**** RECORDS SHOWN ****

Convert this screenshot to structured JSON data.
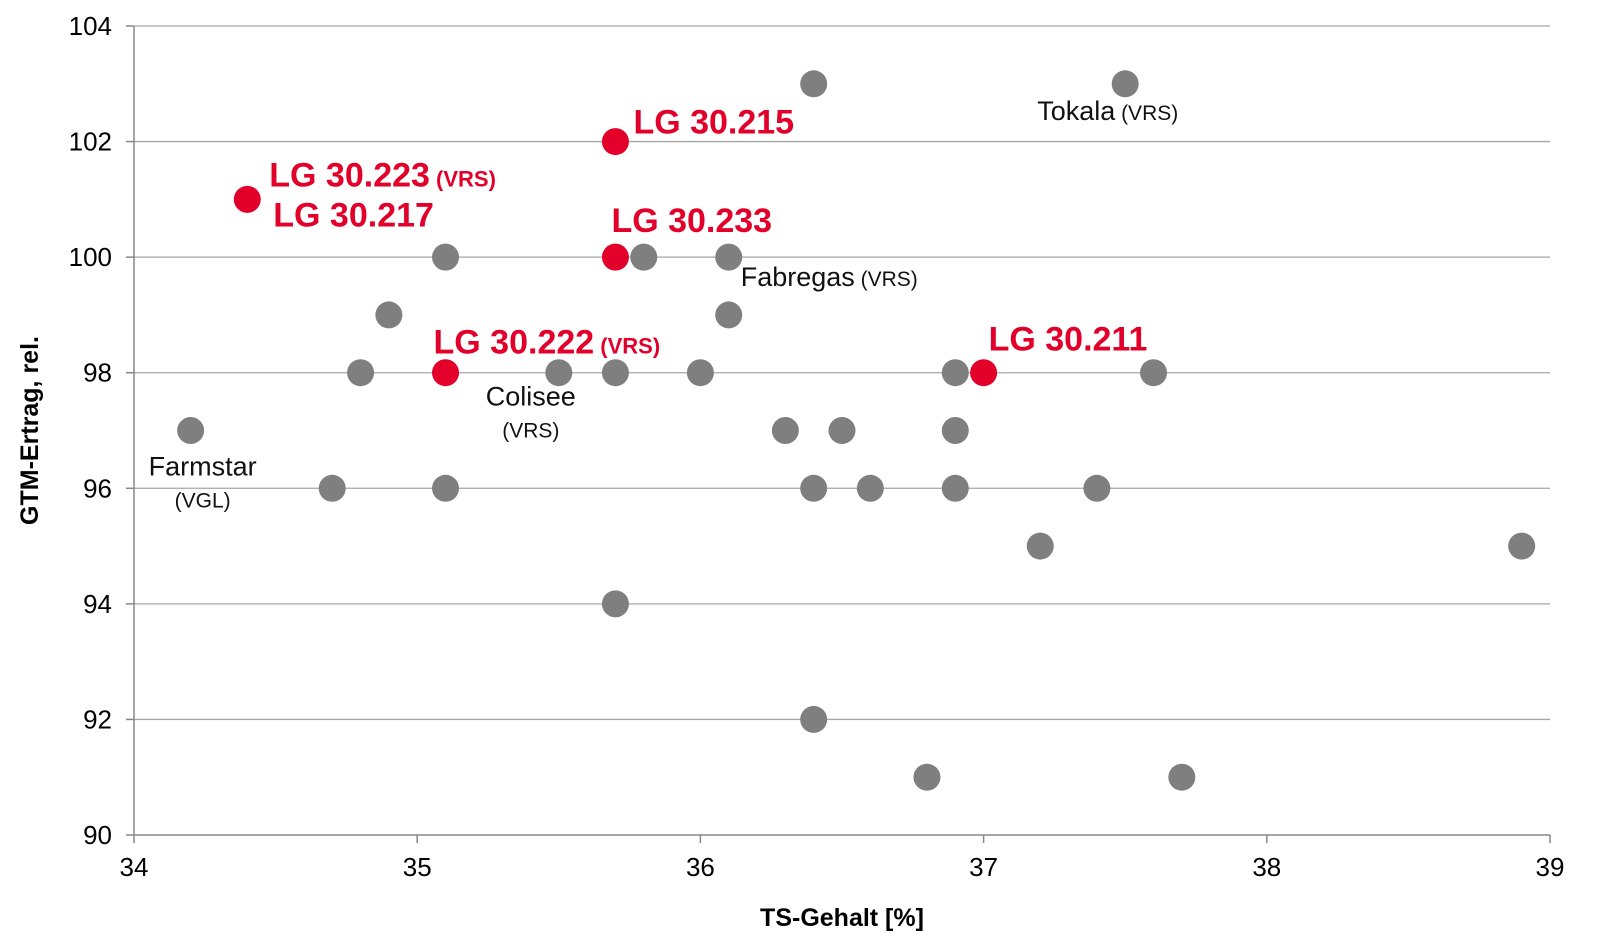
{
  "chart_data": {
    "type": "scatter",
    "title": "",
    "xlabel": "TS-Gehalt [%]",
    "ylabel": "GTM-Ertrag, rel.",
    "xlim": [
      34,
      39
    ],
    "ylim": [
      90,
      104
    ],
    "xticks": [
      34,
      35,
      36,
      37,
      38,
      39
    ],
    "yticks": [
      90,
      92,
      94,
      96,
      98,
      100,
      102,
      104
    ],
    "grid": "horizontal",
    "colors": {
      "highlight": "#e2002a",
      "other": "#7f7f7f",
      "grid": "#a6a6a6",
      "axis": "#888888"
    },
    "series": [
      {
        "name": "",
        "color": "#7f7f7f",
        "points": [
          {
            "x": 36.4,
            "y": 103
          },
          {
            "x": 37.5,
            "y": 103
          },
          {
            "x": 35.1,
            "y": 100
          },
          {
            "x": 35.8,
            "y": 100
          },
          {
            "x": 36.1,
            "y": 100
          },
          {
            "x": 34.9,
            "y": 99
          },
          {
            "x": 36.1,
            "y": 99
          },
          {
            "x": 34.8,
            "y": 98
          },
          {
            "x": 35.5,
            "y": 98
          },
          {
            "x": 35.7,
            "y": 98
          },
          {
            "x": 36.0,
            "y": 98
          },
          {
            "x": 36.9,
            "y": 98
          },
          {
            "x": 37.6,
            "y": 98
          },
          {
            "x": 34.2,
            "y": 97
          },
          {
            "x": 36.3,
            "y": 97
          },
          {
            "x": 36.5,
            "y": 97
          },
          {
            "x": 36.9,
            "y": 97
          },
          {
            "x": 34.7,
            "y": 96
          },
          {
            "x": 35.1,
            "y": 96
          },
          {
            "x": 36.4,
            "y": 96
          },
          {
            "x": 36.6,
            "y": 96
          },
          {
            "x": 36.9,
            "y": 96
          },
          {
            "x": 37.4,
            "y": 96
          },
          {
            "x": 37.2,
            "y": 95
          },
          {
            "x": 38.9,
            "y": 95
          },
          {
            "x": 35.7,
            "y": 94
          },
          {
            "x": 36.4,
            "y": 92
          },
          {
            "x": 36.8,
            "y": 91
          },
          {
            "x": 37.7,
            "y": 91
          }
        ]
      },
      {
        "name": "",
        "color": "#e2002a",
        "points": [
          {
            "x": 35.7,
            "y": 102
          },
          {
            "x": 34.4,
            "y": 101
          },
          {
            "x": 35.7,
            "y": 100
          },
          {
            "x": 35.1,
            "y": 98
          },
          {
            "x": 37.0,
            "y": 98
          }
        ]
      }
    ],
    "annotations": [
      {
        "text": "Tokala",
        "suffix": "(VRS)",
        "color": "black",
        "x": 37.5,
        "y": 103
      },
      {
        "text": "Fabregas",
        "suffix": "(VRS)",
        "color": "black",
        "x": 36.1,
        "y": 100
      },
      {
        "text": "Colisee",
        "suffix": "(VRS)",
        "color": "black",
        "x": 35.5,
        "y": 98
      },
      {
        "text": "Farmstar",
        "suffix": "(VGL)",
        "color": "black",
        "x": 34.2,
        "y": 97
      },
      {
        "text": "LG 30.215",
        "suffix": "",
        "color": "red",
        "x": 35.7,
        "y": 102
      },
      {
        "text": "LG 30.223",
        "suffix": "(VRS)",
        "color": "red",
        "x": 34.4,
        "y": 101
      },
      {
        "text": "LG 30.217",
        "suffix": "",
        "color": "red",
        "x": 34.4,
        "y": 101
      },
      {
        "text": "LG 30.233",
        "suffix": "",
        "color": "red",
        "x": 35.7,
        "y": 100
      },
      {
        "text": "LG 30.222",
        "suffix": "(VRS)",
        "color": "red",
        "x": 35.1,
        "y": 98
      },
      {
        "text": "LG 30.211",
        "suffix": "",
        "color": "red",
        "x": 37.0,
        "y": 98
      }
    ]
  }
}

****

Look through the listing above. Pick out each line with "text" and copy it.

        "text": "Tokala",
        "text": "Fabregas",
        "text": "Colisee",
        "text": "Farmstar",
        "text": "LG 30.215",
        "text": "LG 30.223",
        "text": "LG 30.217",
        "text": "LG 30.233",
        "text": "LG 30.222",
        "text": "LG 30.211",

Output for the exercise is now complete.